[BEGIN INPUT MATERIAL]

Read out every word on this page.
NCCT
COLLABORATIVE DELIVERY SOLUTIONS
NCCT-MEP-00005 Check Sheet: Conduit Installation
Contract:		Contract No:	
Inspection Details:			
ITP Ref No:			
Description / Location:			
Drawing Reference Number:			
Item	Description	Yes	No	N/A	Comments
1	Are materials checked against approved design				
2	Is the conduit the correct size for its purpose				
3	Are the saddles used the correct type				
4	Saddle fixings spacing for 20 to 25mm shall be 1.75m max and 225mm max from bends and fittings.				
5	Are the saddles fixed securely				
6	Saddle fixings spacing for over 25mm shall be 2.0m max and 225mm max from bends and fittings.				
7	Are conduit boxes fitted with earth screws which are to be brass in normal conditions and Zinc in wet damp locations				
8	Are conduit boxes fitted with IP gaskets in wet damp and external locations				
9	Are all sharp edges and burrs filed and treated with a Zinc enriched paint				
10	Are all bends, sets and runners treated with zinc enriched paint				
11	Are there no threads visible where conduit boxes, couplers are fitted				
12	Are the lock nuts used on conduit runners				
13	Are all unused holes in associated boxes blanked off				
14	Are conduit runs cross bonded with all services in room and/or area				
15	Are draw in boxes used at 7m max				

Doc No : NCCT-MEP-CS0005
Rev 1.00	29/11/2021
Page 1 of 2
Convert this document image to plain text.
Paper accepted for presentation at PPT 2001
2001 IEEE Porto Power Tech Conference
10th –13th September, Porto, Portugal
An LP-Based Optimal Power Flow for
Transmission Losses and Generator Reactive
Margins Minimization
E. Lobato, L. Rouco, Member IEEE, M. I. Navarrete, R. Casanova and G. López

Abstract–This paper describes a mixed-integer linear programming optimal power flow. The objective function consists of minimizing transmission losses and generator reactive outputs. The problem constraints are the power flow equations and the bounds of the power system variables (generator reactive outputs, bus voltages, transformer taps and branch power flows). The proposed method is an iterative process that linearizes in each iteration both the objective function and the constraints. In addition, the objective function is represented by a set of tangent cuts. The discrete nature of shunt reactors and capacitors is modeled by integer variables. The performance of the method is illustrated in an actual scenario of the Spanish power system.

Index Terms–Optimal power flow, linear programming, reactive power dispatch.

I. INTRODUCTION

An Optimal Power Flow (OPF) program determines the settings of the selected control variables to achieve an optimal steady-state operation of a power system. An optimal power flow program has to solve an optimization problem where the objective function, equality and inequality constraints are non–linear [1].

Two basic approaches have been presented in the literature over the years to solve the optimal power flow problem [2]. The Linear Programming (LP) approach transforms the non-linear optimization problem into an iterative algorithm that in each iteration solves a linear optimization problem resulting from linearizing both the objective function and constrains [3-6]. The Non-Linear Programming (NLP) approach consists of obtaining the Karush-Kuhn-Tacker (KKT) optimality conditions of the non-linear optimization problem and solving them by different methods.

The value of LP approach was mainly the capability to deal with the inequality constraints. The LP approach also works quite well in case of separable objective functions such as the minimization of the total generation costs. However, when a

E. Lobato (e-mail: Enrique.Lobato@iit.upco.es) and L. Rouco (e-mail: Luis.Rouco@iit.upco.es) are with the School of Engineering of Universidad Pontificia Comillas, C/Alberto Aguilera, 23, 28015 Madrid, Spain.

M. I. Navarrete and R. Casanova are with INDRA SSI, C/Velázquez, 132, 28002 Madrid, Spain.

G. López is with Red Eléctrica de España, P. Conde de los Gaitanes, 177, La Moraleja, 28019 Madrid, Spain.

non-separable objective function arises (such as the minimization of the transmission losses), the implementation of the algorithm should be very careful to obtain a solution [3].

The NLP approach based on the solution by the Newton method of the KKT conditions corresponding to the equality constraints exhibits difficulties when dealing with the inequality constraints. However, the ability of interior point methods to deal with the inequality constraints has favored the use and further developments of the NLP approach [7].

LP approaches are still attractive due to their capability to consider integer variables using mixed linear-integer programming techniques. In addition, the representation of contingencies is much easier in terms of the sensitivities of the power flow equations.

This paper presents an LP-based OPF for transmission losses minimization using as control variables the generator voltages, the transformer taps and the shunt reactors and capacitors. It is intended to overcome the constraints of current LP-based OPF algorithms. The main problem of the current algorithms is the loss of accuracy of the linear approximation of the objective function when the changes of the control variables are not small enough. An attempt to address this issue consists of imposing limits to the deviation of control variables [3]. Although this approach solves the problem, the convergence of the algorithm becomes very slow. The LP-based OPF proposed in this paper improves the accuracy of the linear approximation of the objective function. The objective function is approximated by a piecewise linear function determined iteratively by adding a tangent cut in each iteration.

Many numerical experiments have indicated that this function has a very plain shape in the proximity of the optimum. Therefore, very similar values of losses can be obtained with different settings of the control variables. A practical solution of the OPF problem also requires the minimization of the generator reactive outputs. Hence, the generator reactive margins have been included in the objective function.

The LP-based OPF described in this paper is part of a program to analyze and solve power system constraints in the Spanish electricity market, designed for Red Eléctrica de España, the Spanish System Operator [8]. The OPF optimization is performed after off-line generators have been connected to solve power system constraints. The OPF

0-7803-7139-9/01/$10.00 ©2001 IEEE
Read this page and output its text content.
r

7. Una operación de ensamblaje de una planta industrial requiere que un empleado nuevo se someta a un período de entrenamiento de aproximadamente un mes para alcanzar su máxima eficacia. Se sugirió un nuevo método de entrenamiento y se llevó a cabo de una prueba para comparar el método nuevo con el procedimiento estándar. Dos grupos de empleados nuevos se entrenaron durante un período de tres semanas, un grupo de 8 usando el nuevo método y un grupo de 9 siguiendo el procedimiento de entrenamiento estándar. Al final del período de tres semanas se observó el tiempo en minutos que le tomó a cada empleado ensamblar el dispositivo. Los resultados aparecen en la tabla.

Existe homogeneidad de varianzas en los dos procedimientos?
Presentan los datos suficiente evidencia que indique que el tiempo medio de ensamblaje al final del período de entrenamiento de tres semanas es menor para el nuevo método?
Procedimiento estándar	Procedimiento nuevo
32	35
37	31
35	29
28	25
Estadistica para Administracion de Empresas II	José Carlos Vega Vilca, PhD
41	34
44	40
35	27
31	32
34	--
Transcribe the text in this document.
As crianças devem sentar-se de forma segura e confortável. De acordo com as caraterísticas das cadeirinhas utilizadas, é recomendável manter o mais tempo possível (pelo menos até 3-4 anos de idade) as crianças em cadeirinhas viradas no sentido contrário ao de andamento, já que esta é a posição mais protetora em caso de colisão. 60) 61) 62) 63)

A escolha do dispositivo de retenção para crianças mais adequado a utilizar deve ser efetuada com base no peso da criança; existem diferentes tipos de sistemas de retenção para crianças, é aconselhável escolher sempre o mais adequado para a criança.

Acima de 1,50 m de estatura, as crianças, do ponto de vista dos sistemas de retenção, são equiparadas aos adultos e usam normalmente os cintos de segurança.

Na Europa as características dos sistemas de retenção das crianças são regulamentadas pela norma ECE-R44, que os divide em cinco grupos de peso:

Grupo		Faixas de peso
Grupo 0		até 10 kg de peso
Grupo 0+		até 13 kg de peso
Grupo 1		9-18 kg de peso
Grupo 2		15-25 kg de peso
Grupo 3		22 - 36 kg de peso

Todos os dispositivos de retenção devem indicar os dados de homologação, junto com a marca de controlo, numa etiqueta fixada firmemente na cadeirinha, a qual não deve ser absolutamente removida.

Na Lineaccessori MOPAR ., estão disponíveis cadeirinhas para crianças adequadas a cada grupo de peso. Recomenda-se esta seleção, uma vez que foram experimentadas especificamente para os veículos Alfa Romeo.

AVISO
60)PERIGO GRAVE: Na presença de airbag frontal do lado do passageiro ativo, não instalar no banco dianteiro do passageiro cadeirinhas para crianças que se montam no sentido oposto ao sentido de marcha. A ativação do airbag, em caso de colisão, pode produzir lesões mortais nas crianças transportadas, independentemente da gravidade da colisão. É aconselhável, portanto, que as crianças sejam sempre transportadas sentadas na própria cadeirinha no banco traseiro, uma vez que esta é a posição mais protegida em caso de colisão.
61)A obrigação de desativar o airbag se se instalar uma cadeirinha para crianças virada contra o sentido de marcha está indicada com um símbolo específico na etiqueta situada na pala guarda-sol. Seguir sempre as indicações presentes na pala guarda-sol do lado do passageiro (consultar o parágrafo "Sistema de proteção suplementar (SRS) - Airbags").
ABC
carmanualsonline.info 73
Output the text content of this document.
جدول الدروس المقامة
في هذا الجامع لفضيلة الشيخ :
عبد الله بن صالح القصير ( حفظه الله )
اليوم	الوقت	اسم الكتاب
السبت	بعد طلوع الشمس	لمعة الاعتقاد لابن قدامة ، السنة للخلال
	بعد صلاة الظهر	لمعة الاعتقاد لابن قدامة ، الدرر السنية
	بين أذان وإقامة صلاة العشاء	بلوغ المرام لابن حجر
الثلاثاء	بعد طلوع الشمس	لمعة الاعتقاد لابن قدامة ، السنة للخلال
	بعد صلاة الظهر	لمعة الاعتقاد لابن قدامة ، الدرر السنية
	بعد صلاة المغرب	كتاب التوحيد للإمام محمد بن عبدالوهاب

[END INPUT MATERIAL]

● **WHAT THIS TASK INVOLVES**: Every line in the data that holds "الشمس" should be copied out.

● **ANSWER TO THE TASK**:
السبت	بعد طلوع الشمس	لمعة الاعتقاد لابن قدامة ، السنة للخلال
الثلاثاء	بعد طلوع الشمس	لمعة الاعتقاد لابن قدامة ، السنة للخلال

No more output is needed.